## start Records for the exercise

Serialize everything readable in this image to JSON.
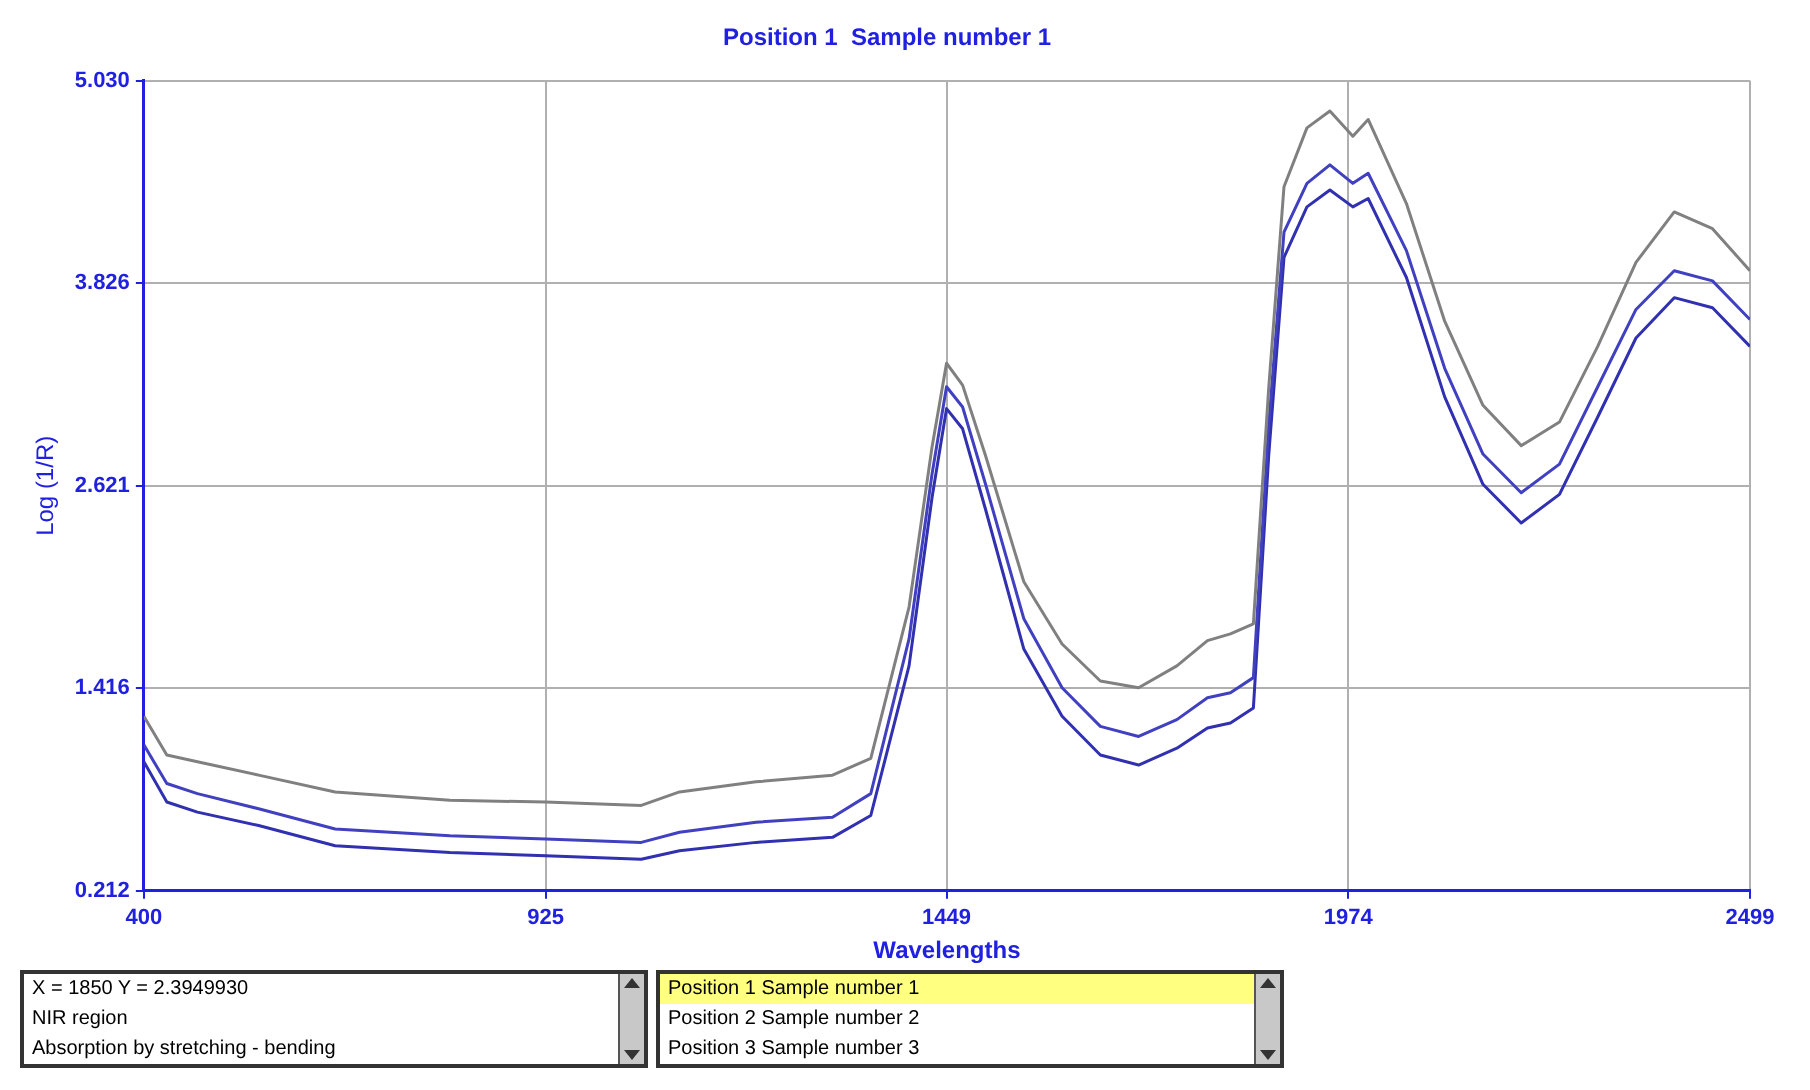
{
  "chart_data": {
    "type": "line",
    "title": "Position 1  Sample number 1",
    "xlabel": "Wavelengths",
    "ylabel": "Log (1/R)",
    "x": [
      400,
      430,
      470,
      550,
      650,
      800,
      925,
      1050,
      1100,
      1200,
      1300,
      1350,
      1400,
      1430,
      1449,
      1470,
      1500,
      1550,
      1600,
      1650,
      1700,
      1750,
      1790,
      1820,
      1850,
      1870,
      1890,
      1920,
      1950,
      1980,
      2000,
      2050,
      2100,
      2150,
      2200,
      2250,
      2300,
      2350,
      2400,
      2450,
      2499
    ],
    "series": [
      {
        "color": "#808080",
        "values": [
          1.25,
          1.02,
          0.98,
          0.9,
          0.8,
          0.75,
          0.74,
          0.72,
          0.8,
          0.86,
          0.9,
          1.0,
          1.9,
          2.85,
          3.35,
          3.22,
          2.8,
          2.05,
          1.68,
          1.46,
          1.42,
          1.55,
          1.7,
          1.74,
          1.8,
          3.2,
          4.4,
          4.75,
          4.85,
          4.7,
          4.8,
          4.3,
          3.6,
          3.1,
          2.86,
          3.0,
          3.45,
          3.95,
          4.25,
          4.15,
          3.9
        ]
      },
      {
        "color": "#4040c0",
        "values": [
          1.08,
          0.85,
          0.79,
          0.7,
          0.58,
          0.54,
          0.52,
          0.5,
          0.56,
          0.62,
          0.65,
          0.79,
          1.71,
          2.69,
          3.21,
          3.09,
          2.63,
          1.83,
          1.42,
          1.19,
          1.13,
          1.23,
          1.36,
          1.39,
          1.48,
          2.98,
          4.13,
          4.42,
          4.53,
          4.42,
          4.48,
          4.02,
          3.32,
          2.81,
          2.58,
          2.75,
          3.21,
          3.67,
          3.9,
          3.84,
          3.61
        ]
      },
      {
        "color": "#3030b0",
        "values": [
          0.98,
          0.74,
          0.68,
          0.6,
          0.48,
          0.44,
          0.42,
          0.4,
          0.45,
          0.5,
          0.53,
          0.66,
          1.55,
          2.55,
          3.08,
          2.96,
          2.48,
          1.65,
          1.25,
          1.02,
          0.96,
          1.06,
          1.18,
          1.21,
          1.3,
          2.8,
          3.98,
          4.28,
          4.38,
          4.28,
          4.33,
          3.86,
          3.15,
          2.63,
          2.4,
          2.57,
          3.03,
          3.5,
          3.74,
          3.68,
          3.45
        ]
      }
    ],
    "xlim": [
      400,
      2499
    ],
    "xticks": [
      400,
      925,
      1449,
      1974,
      2499
    ],
    "ylim": [
      0.212,
      5.03
    ],
    "yticks": [
      {
        "value": 0.212,
        "label": "0.212"
      },
      {
        "value": 1.416,
        "label": "1.416"
      },
      {
        "value": 2.621,
        "label": "2.621"
      },
      {
        "value": 3.826,
        "label": "3.826"
      },
      {
        "value": 5.03,
        "label": "5.030"
      }
    ],
    "grid": true,
    "legend": false,
    "marker": "none",
    "line_style": "solid",
    "annotations": [
      "X = 1850    Y = 2.3949930",
      "NIR region",
      "Absorption by stretching - bending",
      "Position 1  Sample number 1",
      "Position 2  Sample number 2",
      "Position 3  Sample number 3"
    ]
  }
}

## end Records for the exercise

#### [Required work]
Identify all lines in the records above with the word "number".

#### [Solution to the exercise]
    "title": "Position 1  Sample number 1",
      "Position 1  Sample number 1",
      "Position 2  Sample number 2",
      "Position 3  Sample number 3"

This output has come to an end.